**Exercise aim**
From the listing, collect all lines containing the word "Truthful".

**Input data**
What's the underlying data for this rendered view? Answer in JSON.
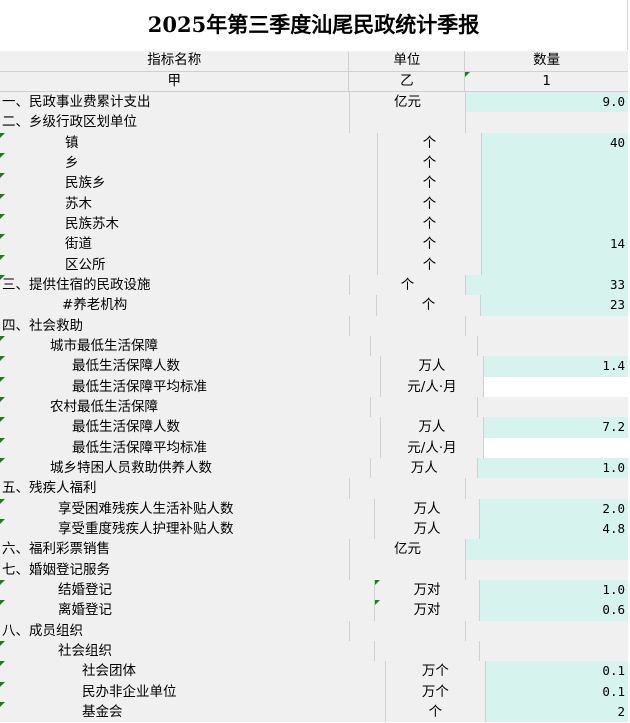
{
  "title": "2025年第三季度汕尾民政统计季报",
  "header": {
    "col1": "指标名称",
    "col2": "单位",
    "col3": "数量",
    "sub1": "甲",
    "sub2": "乙",
    "sub3": "1"
  },
  "rows": [
    {
      "name": "一、民政事业费累计支出",
      "unit": "亿元",
      "value": "9.0",
      "fill": "teal"
    },
    {
      "name": "二、乡级行政区划单位",
      "unit": "",
      "value": "",
      "fill": "none"
    },
    {
      "name": "镇",
      "unit": "个",
      "value": "40",
      "fill": "teal"
    },
    {
      "name": "乡",
      "unit": "个",
      "value": "",
      "fill": "teal"
    },
    {
      "name": "民族乡",
      "unit": "个",
      "value": "",
      "fill": "teal"
    },
    {
      "name": "苏木",
      "unit": "个",
      "value": "",
      "fill": "teal"
    },
    {
      "name": "民族苏木",
      "unit": "个",
      "value": "",
      "fill": "teal"
    },
    {
      "name": "街道",
      "unit": "个",
      "value": "14",
      "fill": "teal"
    },
    {
      "name": "区公所",
      "unit": "个",
      "value": "",
      "fill": "teal"
    },
    {
      "name": "三、提供住宿的民政设施",
      "unit": "个",
      "value": "33",
      "fill": "teal"
    },
    {
      "name": "#养老机构",
      "unit": "个",
      "value": "23",
      "fill": "teal"
    },
    {
      "name": "四、社会救助",
      "unit": "",
      "value": "",
      "fill": "none"
    },
    {
      "name": "城市最低生活保障",
      "unit": "",
      "value": "",
      "fill": "none"
    },
    {
      "name": "最低生活保障人数",
      "unit": "万人",
      "value": "1.4",
      "fill": "teal"
    },
    {
      "name": "最低生活保障平均标准",
      "unit": "元/人·月",
      "value": "",
      "fill": "white"
    },
    {
      "name": "农村最低生活保障",
      "unit": "",
      "value": "",
      "fill": "none"
    },
    {
      "name": "最低生活保障人数",
      "unit": "万人",
      "value": "7.2",
      "fill": "teal"
    },
    {
      "name": "最低生活保障平均标准",
      "unit": "元/人·月",
      "value": "",
      "fill": "white"
    },
    {
      "name": "城乡特困人员救助供养人数",
      "unit": "万人",
      "value": "1.0",
      "fill": "teal"
    },
    {
      "name": "五、残疾人福利",
      "unit": "",
      "value": "",
      "fill": "none"
    },
    {
      "name": "享受困难残疾人生活补贴人数",
      "unit": "万人",
      "value": "2.0",
      "fill": "teal"
    },
    {
      "name": "享受重度残疾人护理补贴人数",
      "unit": "万人",
      "value": "4.8",
      "fill": "teal"
    },
    {
      "name": "六、福利彩票销售",
      "unit": "亿元",
      "value": "",
      "fill": "teal"
    },
    {
      "name": "七、婚姻登记服务",
      "unit": "",
      "value": "",
      "fill": "none"
    },
    {
      "name": "结婚登记",
      "unit": "万对",
      "value": "1.0",
      "fill": "teal"
    },
    {
      "name": "离婚登记",
      "unit": "万对",
      "value": "0.6",
      "fill": "teal"
    },
    {
      "name": "八、成员组织",
      "unit": "",
      "value": "",
      "fill": "none"
    },
    {
      "name": "社会组织",
      "unit": "",
      "value": "",
      "fill": "none"
    },
    {
      "name": "社会团体",
      "unit": "万个",
      "value": "0.1",
      "fill": "teal"
    },
    {
      "name": "民办非企业单位",
      "unit": "万个",
      "value": "0.1",
      "fill": "teal"
    },
    {
      "name": "基金会",
      "unit": "个",
      "value": "2",
      "fill": "teal"
    }
  ]
}
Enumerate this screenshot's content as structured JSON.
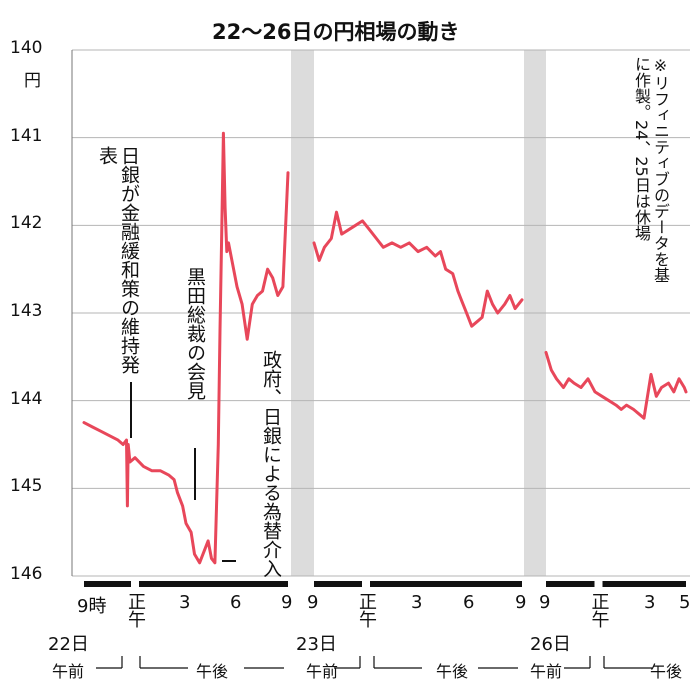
{
  "chart_data": {
    "type": "line",
    "title": "22〜26日の円相場の動き",
    "y_axis": {
      "ticks": [
        "140",
        "141",
        "142",
        "143",
        "144",
        "145",
        "146"
      ],
      "unit": "円",
      "range": [
        140,
        146
      ],
      "inverted": true
    },
    "grid": true,
    "note": "※リフィニティブのデータを基に作製。24、25日は休場",
    "annotations": [
      "日銀が金融緩和策の維持発表",
      "黒田総裁の会見",
      "政府、日銀による為替介入"
    ],
    "x_tick_labels": {
      "day22": [
        "9時",
        "正午",
        "3",
        "6",
        "9"
      ],
      "day23": [
        "9",
        "正午",
        "3",
        "6",
        "9"
      ],
      "day26": [
        "9",
        "正午",
        "3",
        "5"
      ]
    },
    "day_labels": [
      "22日",
      "23日",
      "26日"
    ],
    "session_labels": {
      "am": "午前",
      "pm": "午後"
    },
    "series": [
      {
        "day": "22日",
        "hours": [
          9,
          9.5,
          10,
          10.5,
          11,
          11.3,
          11.5,
          11.55,
          11.6,
          11.7,
          12,
          12.5,
          13,
          13.5,
          14,
          14.3,
          14.5,
          14.8,
          15,
          15.3,
          15.5,
          15.8,
          16,
          16.3,
          16.5,
          16.7,
          16.9,
          17.0,
          17.1,
          17.2,
          17.3,
          17.4,
          17.5,
          17.7,
          18,
          18.3,
          18.6,
          18.9,
          19.2,
          19.5,
          19.8,
          20.1,
          20.4,
          20.7,
          21
        ],
        "values": [
          144.25,
          144.3,
          144.35,
          144.4,
          144.45,
          144.5,
          144.45,
          145.2,
          144.5,
          144.7,
          144.65,
          144.75,
          144.8,
          144.8,
          144.85,
          144.9,
          145.05,
          145.2,
          145.4,
          145.5,
          145.75,
          145.85,
          145.75,
          145.6,
          145.8,
          145.85,
          144.5,
          143.2,
          142.1,
          140.95,
          141.8,
          142.3,
          142.2,
          142.4,
          142.7,
          142.9,
          143.3,
          142.9,
          142.8,
          142.75,
          142.5,
          142.6,
          142.8,
          142.7,
          141.4
        ]
      },
      {
        "day": "23日",
        "hours": [
          9,
          9.3,
          9.6,
          10,
          10.3,
          10.6,
          11,
          11.4,
          11.8,
          12.2,
          12.6,
          13,
          13.5,
          14,
          14.5,
          15,
          15.5,
          16,
          16.3,
          16.6,
          17,
          17.3,
          17.5,
          17.7,
          17.9,
          18.1,
          18.4,
          18.7,
          19,
          19.3,
          19.6,
          20,
          20.3,
          20.6,
          21
        ],
        "values": [
          142.2,
          142.4,
          142.25,
          142.15,
          141.85,
          142.1,
          142.05,
          142.0,
          141.95,
          142.05,
          142.15,
          142.25,
          142.2,
          142.25,
          142.2,
          142.3,
          142.25,
          142.35,
          142.3,
          142.5,
          142.55,
          142.75,
          142.85,
          142.95,
          143.05,
          143.15,
          143.1,
          143.05,
          142.75,
          142.9,
          143.0,
          142.9,
          142.8,
          142.95,
          142.85
        ]
      },
      {
        "day": "26日",
        "hours": [
          9,
          9.3,
          9.6,
          10,
          10.3,
          10.6,
          11,
          11.4,
          11.8,
          12.2,
          12.6,
          13,
          13.3,
          13.6,
          14,
          14.3,
          14.6,
          15,
          15.3,
          15.6,
          16,
          16.3,
          16.6,
          16.9,
          17
        ],
        "values": [
          143.45,
          143.65,
          143.75,
          143.85,
          143.75,
          143.8,
          143.85,
          143.75,
          143.9,
          143.95,
          144.0,
          144.05,
          144.1,
          144.05,
          144.1,
          144.15,
          144.2,
          143.7,
          143.95,
          143.85,
          143.8,
          143.9,
          143.75,
          143.85,
          143.9
        ]
      }
    ],
    "colors": {
      "line": "#e8475a",
      "grid": "#b5b5b5",
      "gap": "#dcdcdc"
    }
  }
}
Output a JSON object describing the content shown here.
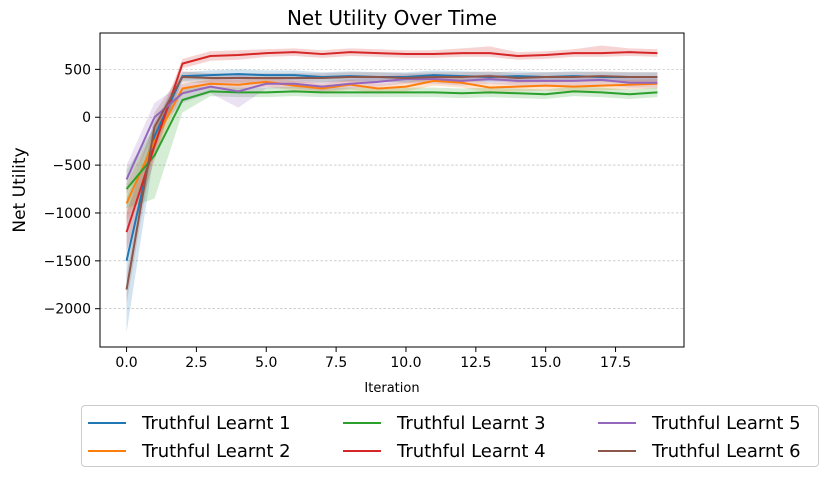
{
  "chart_data": {
    "type": "line",
    "title": "Net Utility Over Time",
    "xlabel": "Iteration",
    "ylabel": "Net Utility",
    "xlim": [
      -0.95,
      19.95
    ],
    "ylim": [
      -2400,
      880
    ],
    "xticks": [
      0.0,
      2.5,
      5.0,
      7.5,
      10.0,
      12.5,
      15.0,
      17.5
    ],
    "xtick_labels": [
      "0.0",
      "2.5",
      "5.0",
      "7.5",
      "10.0",
      "12.5",
      "15.0",
      "17.5"
    ],
    "yticks": [
      -2000,
      -1500,
      -1000,
      -500,
      0,
      500
    ],
    "ytick_labels": [
      "−2000",
      "−1500",
      "−1000",
      "−500",
      "0",
      "500"
    ],
    "grid": "horizontal dashed",
    "legend_position": "below plot, 3 columns",
    "x": [
      0,
      1,
      2,
      3,
      4,
      5,
      6,
      7,
      8,
      9,
      10,
      11,
      12,
      13,
      14,
      15,
      16,
      17,
      18,
      19
    ],
    "series": [
      {
        "name": "Truthful Learnt 1",
        "color": "#1f77b4",
        "values": [
          -1500,
          -200,
          430,
          440,
          450,
          440,
          440,
          420,
          430,
          420,
          420,
          440,
          430,
          420,
          430,
          420,
          430,
          420,
          420,
          420
        ],
        "lower": [
          -2250,
          -350,
          380,
          390,
          400,
          390,
          390,
          370,
          380,
          370,
          370,
          390,
          380,
          370,
          380,
          370,
          380,
          370,
          370,
          370
        ],
        "upper": [
          -850,
          -50,
          470,
          490,
          500,
          490,
          490,
          470,
          480,
          470,
          470,
          490,
          480,
          470,
          480,
          470,
          480,
          470,
          470,
          470
        ]
      },
      {
        "name": "Truthful Learnt 2",
        "color": "#ff7f0e",
        "values": [
          -900,
          -250,
          300,
          350,
          340,
          370,
          330,
          300,
          340,
          300,
          320,
          380,
          360,
          310,
          320,
          330,
          320,
          330,
          340,
          350
        ],
        "lower": [
          -1100,
          -400,
          250,
          300,
          290,
          320,
          280,
          250,
          290,
          250,
          270,
          330,
          310,
          260,
          270,
          280,
          270,
          280,
          290,
          300
        ],
        "upper": [
          -700,
          -100,
          350,
          400,
          390,
          420,
          380,
          350,
          390,
          350,
          370,
          430,
          410,
          360,
          370,
          380,
          370,
          380,
          390,
          400
        ]
      },
      {
        "name": "Truthful Learnt 3",
        "color": "#2ca02c",
        "values": [
          -750,
          -400,
          180,
          270,
          260,
          260,
          270,
          260,
          260,
          260,
          260,
          260,
          250,
          260,
          250,
          240,
          270,
          260,
          240,
          260
        ],
        "lower": [
          -950,
          -850,
          50,
          220,
          210,
          210,
          220,
          210,
          210,
          210,
          210,
          210,
          200,
          210,
          200,
          190,
          220,
          210,
          190,
          210
        ],
        "upper": [
          -550,
          -100,
          310,
          320,
          310,
          310,
          320,
          310,
          310,
          310,
          310,
          310,
          300,
          310,
          300,
          290,
          320,
          310,
          290,
          310
        ]
      },
      {
        "name": "Truthful Learnt 4",
        "color": "#d62728",
        "values": [
          -1200,
          -300,
          560,
          640,
          650,
          670,
          680,
          660,
          680,
          670,
          660,
          660,
          670,
          670,
          640,
          650,
          670,
          670,
          680,
          670
        ],
        "lower": [
          -1400,
          -450,
          510,
          590,
          600,
          630,
          640,
          620,
          640,
          630,
          620,
          620,
          630,
          630,
          600,
          610,
          630,
          630,
          640,
          630
        ],
        "upper": [
          -1000,
          -150,
          610,
          690,
          700,
          710,
          720,
          700,
          720,
          710,
          700,
          700,
          720,
          740,
          680,
          690,
          710,
          750,
          720,
          710
        ]
      },
      {
        "name": "Truthful Learnt 5",
        "color": "#9467bd",
        "values": [
          -650,
          0,
          250,
          320,
          270,
          350,
          350,
          320,
          350,
          370,
          400,
          400,
          380,
          400,
          380,
          380,
          380,
          390,
          360,
          360
        ],
        "lower": [
          -800,
          -150,
          150,
          250,
          100,
          300,
          300,
          270,
          300,
          320,
          350,
          350,
          330,
          350,
          330,
          330,
          330,
          340,
          310,
          310
        ],
        "upper": [
          -500,
          150,
          350,
          390,
          440,
          400,
          400,
          370,
          400,
          420,
          450,
          450,
          430,
          450,
          430,
          430,
          430,
          440,
          410,
          410
        ]
      },
      {
        "name": "Truthful Learnt 6",
        "color": "#8c564b",
        "values": [
          -1800,
          -100,
          420,
          410,
          410,
          410,
          410,
          410,
          420,
          420,
          410,
          420,
          420,
          430,
          410,
          420,
          420,
          430,
          420,
          420
        ],
        "lower": [
          -1950,
          -250,
          360,
          360,
          360,
          360,
          360,
          360,
          370,
          370,
          360,
          370,
          370,
          380,
          360,
          370,
          370,
          380,
          370,
          370
        ],
        "upper": [
          -1650,
          50,
          480,
          460,
          460,
          460,
          460,
          460,
          470,
          470,
          460,
          470,
          470,
          480,
          460,
          470,
          470,
          480,
          470,
          470
        ]
      }
    ]
  }
}
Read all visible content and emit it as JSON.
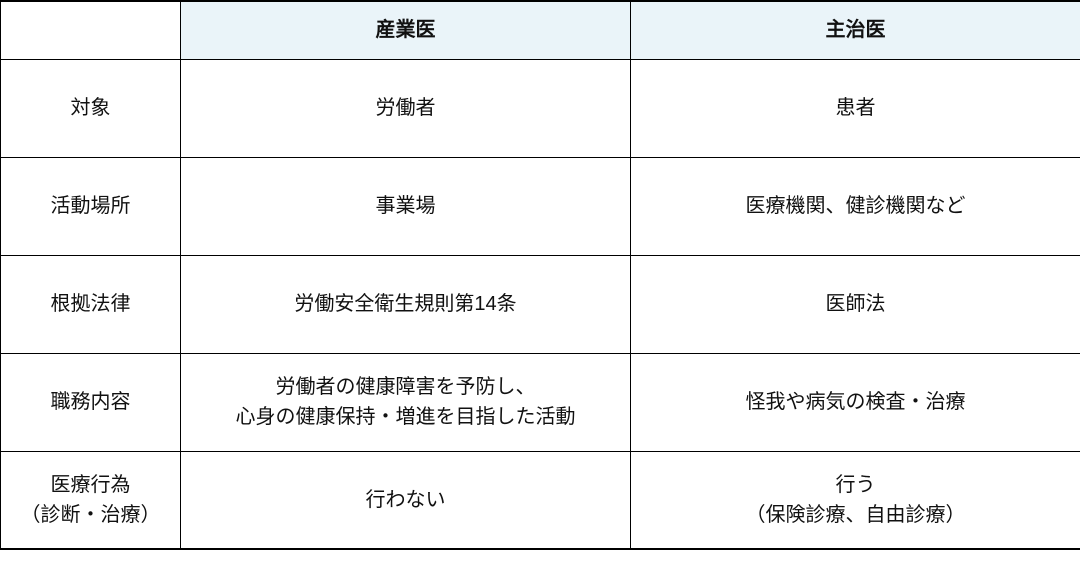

**Exercise answer**
        "name": "Truthful Learnt 1",
        "name": "Truthful Learnt 2",
        "name": "Truthful Learnt 3",
        "name": "Truthful Learnt 4",
        "name": "Truthful Learnt 5",
        "name": "Truthful Learnt 6",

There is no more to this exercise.